Element position data:
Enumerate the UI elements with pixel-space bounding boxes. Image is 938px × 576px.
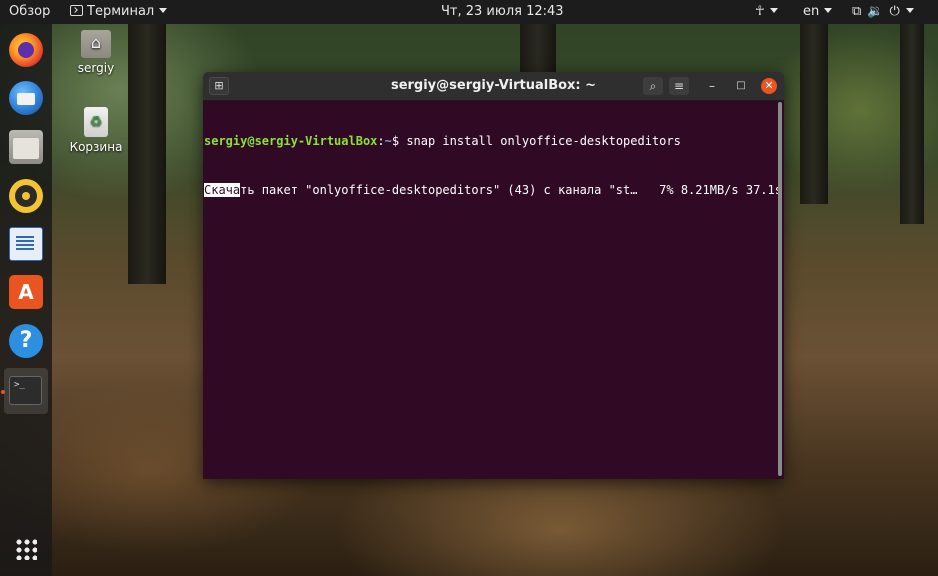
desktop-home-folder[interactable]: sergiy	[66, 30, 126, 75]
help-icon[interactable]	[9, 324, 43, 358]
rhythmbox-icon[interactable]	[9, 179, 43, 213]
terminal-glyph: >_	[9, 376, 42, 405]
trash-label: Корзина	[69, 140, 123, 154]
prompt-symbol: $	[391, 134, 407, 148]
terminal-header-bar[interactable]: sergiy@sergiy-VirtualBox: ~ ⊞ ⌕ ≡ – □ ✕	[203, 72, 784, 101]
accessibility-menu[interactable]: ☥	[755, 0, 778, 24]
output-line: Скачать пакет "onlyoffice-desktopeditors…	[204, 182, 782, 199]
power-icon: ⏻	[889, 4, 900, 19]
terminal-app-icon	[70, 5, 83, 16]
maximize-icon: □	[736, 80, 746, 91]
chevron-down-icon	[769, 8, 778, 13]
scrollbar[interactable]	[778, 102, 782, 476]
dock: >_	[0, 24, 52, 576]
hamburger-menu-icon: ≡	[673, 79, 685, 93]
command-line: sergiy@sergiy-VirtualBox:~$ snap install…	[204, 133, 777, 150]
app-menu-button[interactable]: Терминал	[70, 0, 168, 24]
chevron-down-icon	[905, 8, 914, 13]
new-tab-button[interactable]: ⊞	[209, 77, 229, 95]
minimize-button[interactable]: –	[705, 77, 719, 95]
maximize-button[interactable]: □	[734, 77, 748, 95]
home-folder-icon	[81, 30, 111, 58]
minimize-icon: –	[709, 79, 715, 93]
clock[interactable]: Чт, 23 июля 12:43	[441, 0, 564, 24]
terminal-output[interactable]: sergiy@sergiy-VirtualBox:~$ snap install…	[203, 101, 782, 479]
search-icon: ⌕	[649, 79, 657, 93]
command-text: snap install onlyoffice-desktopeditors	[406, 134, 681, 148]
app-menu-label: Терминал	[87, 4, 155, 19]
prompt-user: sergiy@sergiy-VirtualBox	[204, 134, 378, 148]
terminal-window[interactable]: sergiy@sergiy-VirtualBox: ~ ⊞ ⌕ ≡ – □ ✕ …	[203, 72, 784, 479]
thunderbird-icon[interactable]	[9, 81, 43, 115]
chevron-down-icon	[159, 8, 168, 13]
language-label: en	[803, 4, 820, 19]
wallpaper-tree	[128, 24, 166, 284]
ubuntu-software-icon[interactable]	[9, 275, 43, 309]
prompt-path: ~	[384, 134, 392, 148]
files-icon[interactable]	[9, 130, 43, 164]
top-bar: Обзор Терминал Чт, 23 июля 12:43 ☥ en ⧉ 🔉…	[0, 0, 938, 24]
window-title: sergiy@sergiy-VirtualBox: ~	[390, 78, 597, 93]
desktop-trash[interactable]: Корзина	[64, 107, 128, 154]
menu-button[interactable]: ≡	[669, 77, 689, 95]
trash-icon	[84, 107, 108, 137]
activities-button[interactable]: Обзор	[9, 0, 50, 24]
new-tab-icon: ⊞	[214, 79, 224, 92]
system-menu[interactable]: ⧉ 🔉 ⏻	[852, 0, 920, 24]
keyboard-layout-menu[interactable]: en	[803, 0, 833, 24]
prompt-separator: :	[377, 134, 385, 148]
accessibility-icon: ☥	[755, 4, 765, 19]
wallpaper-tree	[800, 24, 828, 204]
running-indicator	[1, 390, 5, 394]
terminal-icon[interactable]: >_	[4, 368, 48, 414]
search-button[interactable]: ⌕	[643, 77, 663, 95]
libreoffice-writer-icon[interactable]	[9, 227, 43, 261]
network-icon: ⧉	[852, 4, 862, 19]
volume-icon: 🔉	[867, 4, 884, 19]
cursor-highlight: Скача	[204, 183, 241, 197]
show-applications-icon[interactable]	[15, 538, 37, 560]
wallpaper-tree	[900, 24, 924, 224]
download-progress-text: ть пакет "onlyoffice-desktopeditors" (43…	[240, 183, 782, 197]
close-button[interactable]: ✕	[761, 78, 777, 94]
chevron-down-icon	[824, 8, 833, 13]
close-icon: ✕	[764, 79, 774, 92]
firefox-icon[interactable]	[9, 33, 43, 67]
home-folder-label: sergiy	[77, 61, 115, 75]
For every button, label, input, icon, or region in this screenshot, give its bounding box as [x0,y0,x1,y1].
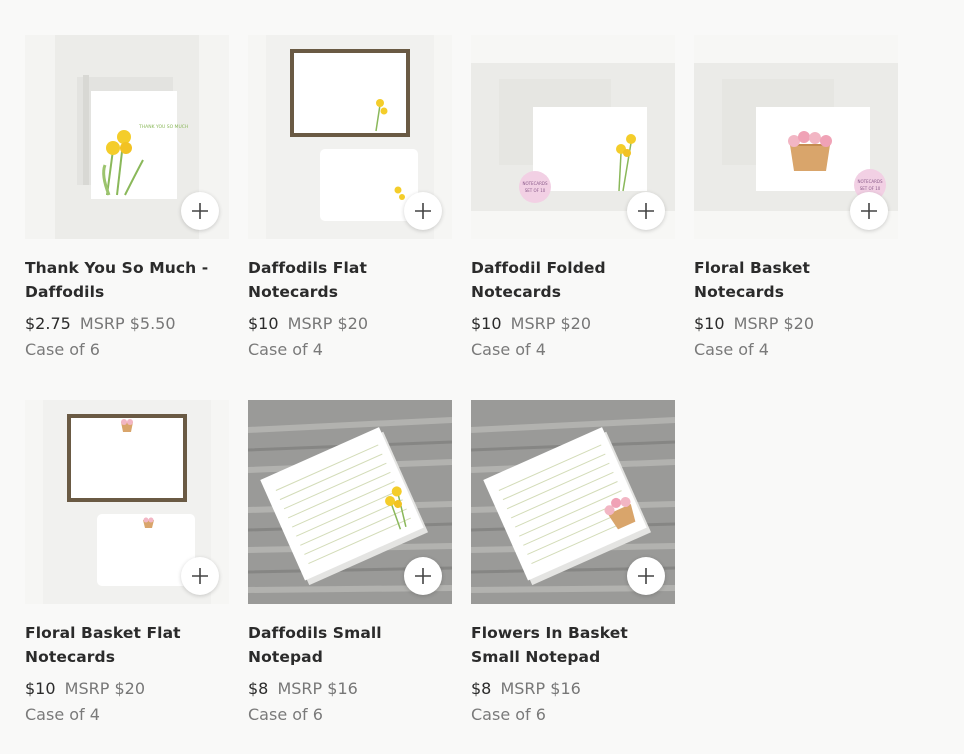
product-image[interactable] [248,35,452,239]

**Exercise requirements**
Render the data between the lines holding "30, 126, 75]" and "24, 52, 576]", inclusive, as a Markdown table with the columns No. and Line, leaving out any blank lines.

**Correct output**
| No. | Line |
|---|---|
| 1 | desktop-home-folder[interactable]: sergiy	[66, 30, 126, 75] |
| 2 | help-icon[interactable]	[9, 324, 43, 358] |
| 3 | rhythmbox-icon[interactable]	[9, 179, 43, 213] |
| 4 | terminal-glyph: >_	[9, 376, 42, 405] |
| 5 | trash-label: Корзина	[69, 140, 123, 154] |
| 6 | prompt-symbol: $	[391, 134, 407, 148] |
| 7 | terminal-header-bar[interactable]: sergiy@sergiy-VirtualBox: ~ ⊞ ⌕ ≡ – □ ✕	[203, 72, 784, 101] |
| 8 | accessibility-menu[interactable]: ☥	[755, 0, 778, 24] |
| 9 | output-line: Скачать пакет "onlyoffice-desktopeditors…	[204, 182, 782, 199] |
| 10 | power-icon: ⏻	[889, 4, 900, 19] |
| 11 | terminal-app-icon	[70, 5, 83, 16] |
| 12 | maximize-icon: □	[736, 80, 746, 91] |
| 13 | chevron-down-icon	[769, 8, 778, 13] |
| 14 | scrollbar[interactable]	[778, 102, 782, 476] |
| 15 | dock: >_	[0, 24, 52, 576] |